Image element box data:
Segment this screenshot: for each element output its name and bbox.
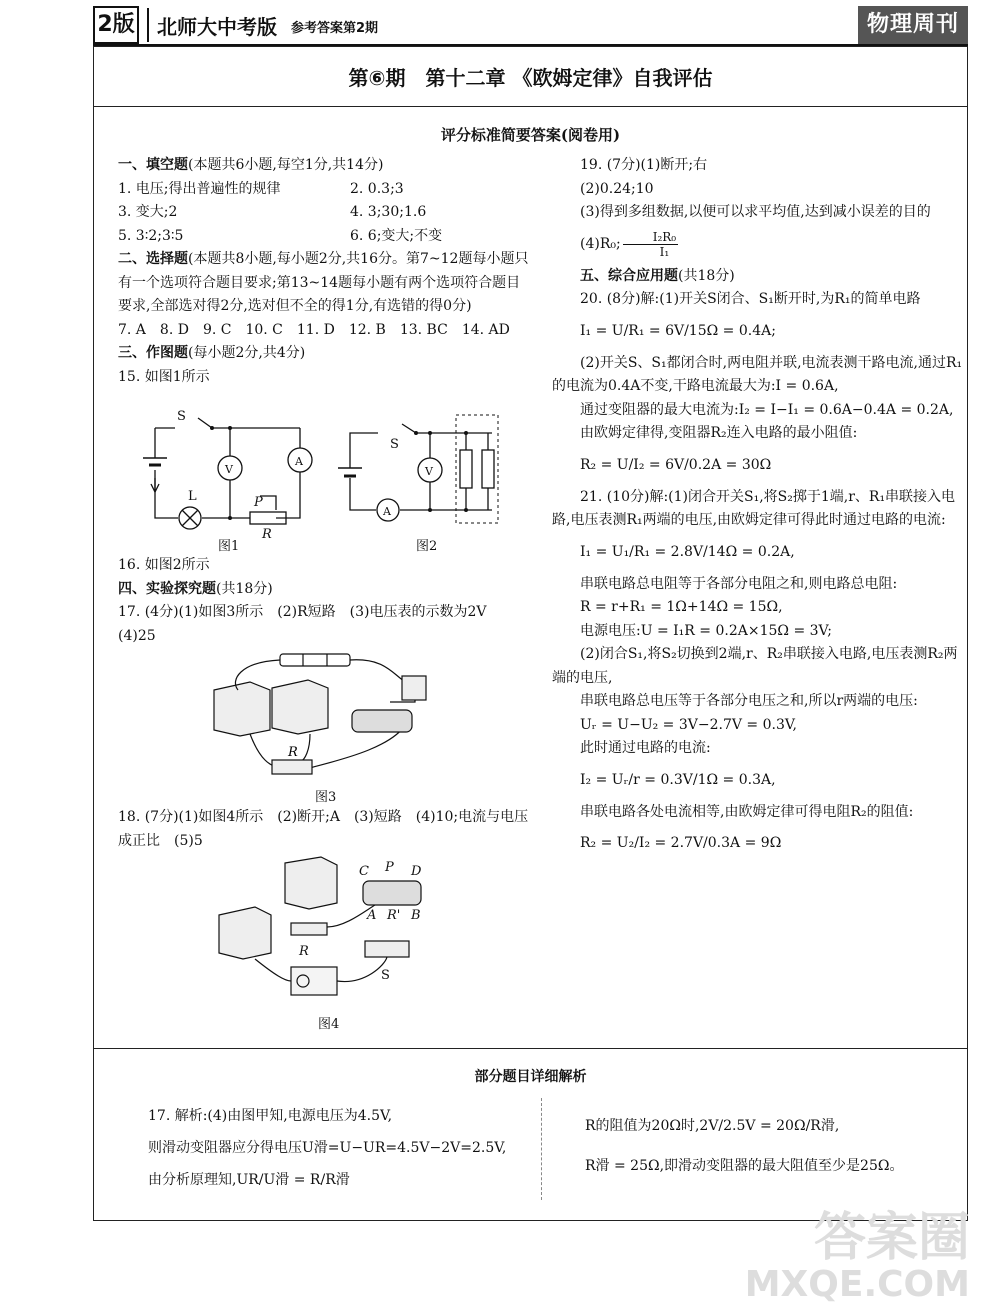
left-column-cont [118,554,530,648]
section-subtitle: 评分标准简要答案(阅卷用) [440,126,621,144]
section-heading: 四、实验探究题 [118,580,216,597]
answer-item: (2)闭合S₁,将S₂切换到2端,r、R₂串联接入电路,电压表测R₂两端的电压, [552,646,958,686]
analysis-line: 由分析原理知,UR/U滑 = R/R滑 [148,1172,350,1188]
answer-item: 16. 如图2所示 [118,557,210,573]
rheostat-label: R' [387,908,401,923]
answer-item: 15. 如图1所示 [118,368,210,385]
analysis-title: 部分题目详细解析 [474,1069,587,1085]
section-note: (本题共6小题,每空1分,共14分) [188,157,384,173]
answer-item: 21. (10分)解:(1)闭合开关S₁,将S₂掷于1端,r、R₁串联接入电路,电压表测R₁两端的电压,由欧姆定律可得此时通过电路的电流: [552,488,956,528]
answer-item: (4)R₀; [580,235,621,252]
answer-item: (2)开关S、S₁都闭合时,两电阻并联,电流表测干路电流,通过R₁的电流为0.4A不变,干路电流最大为:I = 0.6A, [552,354,963,394]
ammeter-symbol: A [295,455,303,468]
equation: I₁ = U₁/R₁ = 2.8V/14Ω = 0.2A, [580,543,795,560]
analysis-line: R滑 = 25Ω,即滑动变阻器的最大阻值至少是25Ω。 [585,1158,904,1174]
section-note: (共18分) [678,267,735,284]
answer-item: 20. (8分)解:(1)开关S闭合、S₁断开时,为R₁的简单电路 [580,291,921,307]
answer-item: 由欧姆定律得,变阻器R₂连入电路的最小阻值: [580,425,858,441]
analysis-line: 则滑动变阻器应分得电压U滑=U−UR=4.5V−2V=2.5V, [148,1140,507,1156]
voltmeter-symbol: V [225,463,233,476]
switch-label: S [177,409,186,424]
equation: I₁ = U/R₁ = 6V/15Ω = 0.4A; [580,322,776,339]
figure-caption: 图4 [318,1017,340,1032]
equation: R₂ = U/I₂ = 6V/0.2A = 30Ω [580,456,772,473]
equation: I₂ = Uᵣ/r = 0.3V/1Ω = 0.3A, [580,771,776,788]
answer-item: 此时通过电路的电流: [580,740,711,756]
analysis-column-divider [541,1098,542,1200]
terminal-label: D [411,864,422,879]
answer-item: Uᵣ = U−U₂ = 3V−2.7V = 0.3V, [580,716,797,733]
site-watermark: 答案圈 MXQE.COM [744,1208,970,1305]
analysis-line: 17. 解析:(4)由图甲知,电源电压为4.5V, [148,1108,393,1124]
terminal-label: C [359,864,369,879]
figure-caption: 图2 [416,539,438,554]
answer-item: 4. 3;30;1.6 [350,204,427,220]
circuit-figures [140,410,520,540]
answer-item: 5. 3∶2;3∶5 [118,227,184,244]
analysis-line: R的阻值为20Ω时,2V/2.5V = 20Ω/R滑, [585,1118,840,1134]
right-column [552,154,964,864]
answer-item: 18. (7分)(1)如图4所示 (2)断开;A (3)短路 (4)10;电流与电压成正比 (5)5 [118,809,529,849]
title-divider [93,106,968,107]
section-note: (每小题2分,共4分) [188,345,306,361]
left-column [118,154,530,389]
fraction: $\frac{\text{I₂R₀}}{\text{I₁}}$ [623,230,678,259]
section-heading: 二、选择题 [118,251,188,267]
header-divider [147,8,149,42]
answer-item: 1. 电压;得出普遍性的规律 [118,180,281,197]
answer-item: 19. (7分)(1)断开;右 [580,157,708,173]
resistor-label: R [299,944,309,959]
terminal-label: P [385,860,394,875]
switch-label: S [381,968,390,983]
analysis-divider [93,1048,968,1049]
lamp-label: L [188,489,197,504]
resistor-label: R [288,745,298,760]
equation: R₂ = U₂/I₂ = 2.7V/0.3A = 9Ω [580,835,782,852]
answer-item: 17. (4分)(1)如图3所示 (2)R短路 (3)电压表的示数为2V (4)25 [118,604,501,644]
edition-label: 2版 [93,6,139,44]
page-header [93,6,968,44]
analysis-right [585,1106,955,1186]
choice-answers: 7. A 8. D 9. C 10. C 11. D 12. B 13. BC 14. AD [118,321,510,338]
answer-item: 2. 0.3;3 [350,180,404,197]
answer-item: (3)得到多组数据,以便可以求平均值,达到减小误差的目的 [580,204,931,220]
rheostat-label: R [262,527,272,542]
terminal-label: A [367,908,377,923]
answer-item: 串联电路总电压等于各部分电压之和,所以r两端的电压: [580,693,918,709]
slider-label: P [254,495,263,510]
experiment-figure-3 [210,650,440,780]
section-heading: 五、综合应用题 [580,267,678,284]
ammeter-symbol: A [383,505,391,518]
brand-logo: 物理周刊 [858,6,968,44]
page-title: 第⑥期 第十二章 《欧姆定律》自我评估 [348,66,713,90]
answer-item: (2)0.24;10 [580,180,654,197]
section-note: (本题共8小题,每小题2分,共16分。第7~12题每小题只有一个选项符合题目要求;第13~14题每小题有两个选项符合题目要求,全部选对得2分,选对但不全的得1分,有选错的得0分) [118,251,529,314]
answer-item: 串联电路总电阻等于各部分电阻之和,则电路总电阻: [580,575,898,592]
figure-caption: 图3 [315,790,337,805]
terminal-label: B [411,908,421,923]
answer-item: 3. 变大;2 [118,204,178,220]
figure-caption: 图1 [218,539,240,554]
answer-item: R = r+R₁ = 1Ω+14Ω = 15Ω, [580,599,783,615]
answer-item: 通过变阻器的最大电流为:I₂ = I−I₁ = 0.6A−0.4A = 0.2A, [580,401,954,418]
experiment-figure-4 [215,855,435,1005]
section-note: (共18分) [216,580,273,597]
answer-item: 串联电路各处电流相等,由欧姆定律可得电阻R₂的阻值: [580,803,914,820]
answer-item: 6. 6;变大;不变 [350,227,443,244]
voltmeter-symbol: V [425,465,433,478]
section-heading: 三、作图题 [118,345,188,361]
answer-item: 电源电压:U = I₁R = 0.2A×15Ω = 3V; [580,622,832,639]
publication-name: 北师大中考版 [157,15,277,39]
left-column-cont2 [118,806,530,853]
switch-label: S [390,437,399,452]
analysis-left [148,1100,528,1196]
issue-label: 参考答案第2期 [291,21,379,36]
section-heading: 一、填空题 [118,157,188,173]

» **Task**
Format every line of the data above as a JSON list of strings, one string per line, with blank lines and the pictures omitted.

» **Exercise solution**
[
  "Segment this screenshot: for each element output its name and bbox.",
  "left-column-cont [118,554,530,648]",
  "section-subtitle: 评分标准简要答案(阅卷用) [440,126,621,144]",
  "section-heading: 四、实验探究题 [118,580,216,597]",
  "answer-item: (2)闭合S₁,将S₂切换到2端,r、R₂串联接入电路,电压表测R₂两端的电压, [552,646,958,686]",
  "analysis-line: 由分析原理知,UR/U滑 = R/R滑 [148,1172,350,1188]",
  "answer-item: 16. 如图2所示 [118,557,210,573]",
  "rheostat-label: R' [387,908,401,923]",
  "answer-item: 15. 如图1所示 [118,368,210,385]",
  "analysis-title: 部分题目详细解析 [474,1069,587,1085]",
  "section-note: (本题共6小题,每空1分,共14分) [188,157,384,173]",
  "answer-item: 21. (10分)解:(1)闭合开关S₁,将S₂掷于1端,r、R₁串联接入电路,电压表测R₁两端的电压,由欧姆定律可得此时通过电路的电流: [552,488,956,528]",
  "answer-item: (4)R₀; [580,235,621,252]",
  "answer-item: (2)开关S、S₁都闭合时,两电阻并联,电流表测干路电流,通过R₁的电流为0.4A不变,干路电流最大为:I = 0.6A, [552,354,963,394]",
  "ammeter-symbol: A [295,455,303,468]",
  "equation: I₁ = U₁/R₁ = 2.8V/14Ω = 0.2A, [580,543,795,560]",
  "analysis-line: R滑 = 25Ω,即滑动变阻器的最大阻值至少是25Ω。 [585,1158,904,1174]",
  "section-note: (共18分) [678,267,735,284]",
  "answer-item: 20. (8分)解:(1)开关S闭合、S₁断开时,为R₁的简单电路 [580,291,921,307]",
  "answer-item: 由欧姆定律得,变阻器R₂连入电路的最小阻值: [580,425,858,441]",
  "analysis-line: 则滑动变阻器应分得电压U滑=U−UR=4.5V−2V=2.5V, [148,1140,507,1156]",
  "voltmeter-symbol: V [225,463,233,476]",
  "switch-label: S [177,409,186,424]",
  "equation: I₁ = U/R₁ = 6V/15Ω = 0.4A; [580,322,776,339]",
  "figure-caption: 图4 [318,1017,340,1032]",
  "equation: R₂ = U/I₂ = 6V/0.2A = 30Ω [580,456,772,473]",
  "equation: I₂ = Uᵣ/r = 0.3V/1Ω = 0.3A, [580,771,776,788]",
  "answer-item: 此时通过电路的电流: [580,740,711,756]",
  "analysis-column-divider [541,1098,542,1200]",
  "terminal-label: D [411,864,422,879]",
  "answer-item: Uᵣ = U−U₂ = 3V−2.7V = 0.3V, [580,716,797,733]",
  "site-watermark: 答案圈 MXQE.COM [744,1208,970,1305]",
  "analysis-line: 17. 解析:(4)由图甲知,电源电压为4.5V, [148,1108,393,1124]",
  "terminal-label: C [359,864,369,879]",
  "figure-caption: 图2 [416,539,438,554]",
  "answer-item: 4. 3;30;1.6 [350,204,427,220]",
  "circuit-figures [140,410,520,540]",
  "answer-item: 5. 3∶2;3∶5 [118,227,184,244]",
  "analysis-line: R的阻值为20Ω时,2V/2.5V = 20Ω/R滑, [585,1118,840,1134]",
  "right-column [552,154,964,864]",
  "answer-item: 18. (7分)(1)如图4所示 (2)断开;A (3)短路 (4)10;电流与电压成正比 (5)5 [118,809,529,849]",
  "title-divider [93,106,968,107]",
  "section-note: (每小题2分,共4分) [188,345,306,361]",
  "left-column [118,154,530,389]",
  "fraction: $\\frac{\\text{I₂R₀}}{\\text{I₁}}$ [623,230,678,259]",
  "section-heading: 二、选择题 [118,251,188,267]",
  "header-divider [147,8,149,42]",
  "answer-item: 1. 电压;得出普遍性的规律 [118,180,281,197]",
  "answer-item: 19. (7分)(1)断开;右 [580,157,708,173]",
  "resistor-label: R [299,944,309,959]",
  "terminal-label: P [385,860,394,875]",
  "switch-label: S [381,968,390,983]",
  "analysis-divider [93,1048,968,1049]",
  "lamp-label: L [188,489,197,504]",
  "resistor-label: R [288,745,298,760]",
  "equation: R₂ = U₂/I₂ = 2.7V/0.3A = 9Ω [580,835,782,852]",
  "answer-item: 17. (4分)(1)如图3所示 (2)R短路 (3)电压表的示数为2V (4)25 [118,604,501,644]",
  "edition-label: 2版 [93,6,139,44]",
  "page-header [93,6,968,44]",
  "analysis-right [585,1106,955,1186]",
  "choice-answers: 7. A 8. D 9. C 10. C 11. D 12. B 13. BC 14. AD [118,321,510,338]",
  "answer-item: 2. 0.3;3 [350,180,404,197]",
  "answer-item: (3)得到多组数据,以便可以求平均值,达到减小误差的目的 [580,204,931,220]",
  "rheostat-label: R [262,527,272,542]",
  "terminal-label: A [367,908,377,923]",
  "answer-item: 串联电路总电压等于各部分电压之和,所以r两端的电压: [580,693,918,709]",
  "slider-label: P [254,495,263,510]",
  "experiment-figure-3 [210,650,440,780]",
  "section-heading: 五、综合应用题 [580,267,678,284]",
  "ammeter-symbol: A [383,505,391,518]",
  "brand-logo: 物理周刊 [858,6,968,44]",
  "page-title: 第⑥期 第十二章 《欧姆定律》自我评估 [348,66,713,90]",
  "answer-item: (2)0.24;10 [580,180,654,197]",
  "section-note: (本题共8小题,每小题2分,共16分。第7~12题每小题只有一个选项符合题目要求;第13~14题每小题有两个选项符合题目要求,全部选对得2分,选对但不全的得1分,有选错的得0分) [118,251,529,314]",
  "answer-item: 串联电路总电阻等于各部分电阻之和,则电路总电阻: [580,575,898,592]",
  "figure-caption: 图3 [315,790,337,805]",
  "terminal-label: B [411,908,421,923]",
  "answer-item: 3. 变大;2 [118,204,178,220]",
  "figure-caption: 图1 [218,539,240,554]",
  "answer-item: R = r+R₁ = 1Ω+14Ω = 15Ω, [580,599,783,615]",
  "answer-item: 通过变阻器的最大电流为:I₂ = I−I₁ = 0.6A−0.4A = 0.2A, [580,401,954,418]",
  "experiment-figure-4 [215,855,435,1005]",
  "section-note: (共18分) [216,580,273,597]",
  "answer-item: 串联电路各处电流相等,由欧姆定律可得电阻R₂的阻值: [580,803,914,820]",
  "answer-item: 6. 6;变大;不变 [350,227,443,244]",
  "voltmeter-symbol: V [425,465,433,478]",
  "section-heading: 三、作图题 [118,345,188,361]",
  "answer-item: 电源电压:U = I₁R = 0.2A×15Ω = 3V; [580,622,832,639]",
  "publication-name: 北师大中考版 [157,15,277,39]",
  "left-column-cont2 [118,806,530,853]",
  "switch-label: S [390,437,399,452]",
  "analysis-left [148,1100,528,1196]",
  "issue-label: 参考答案第2期 [291,21,379,36]",
  "section-heading: 一、填空题 [118,157,188,173]"
]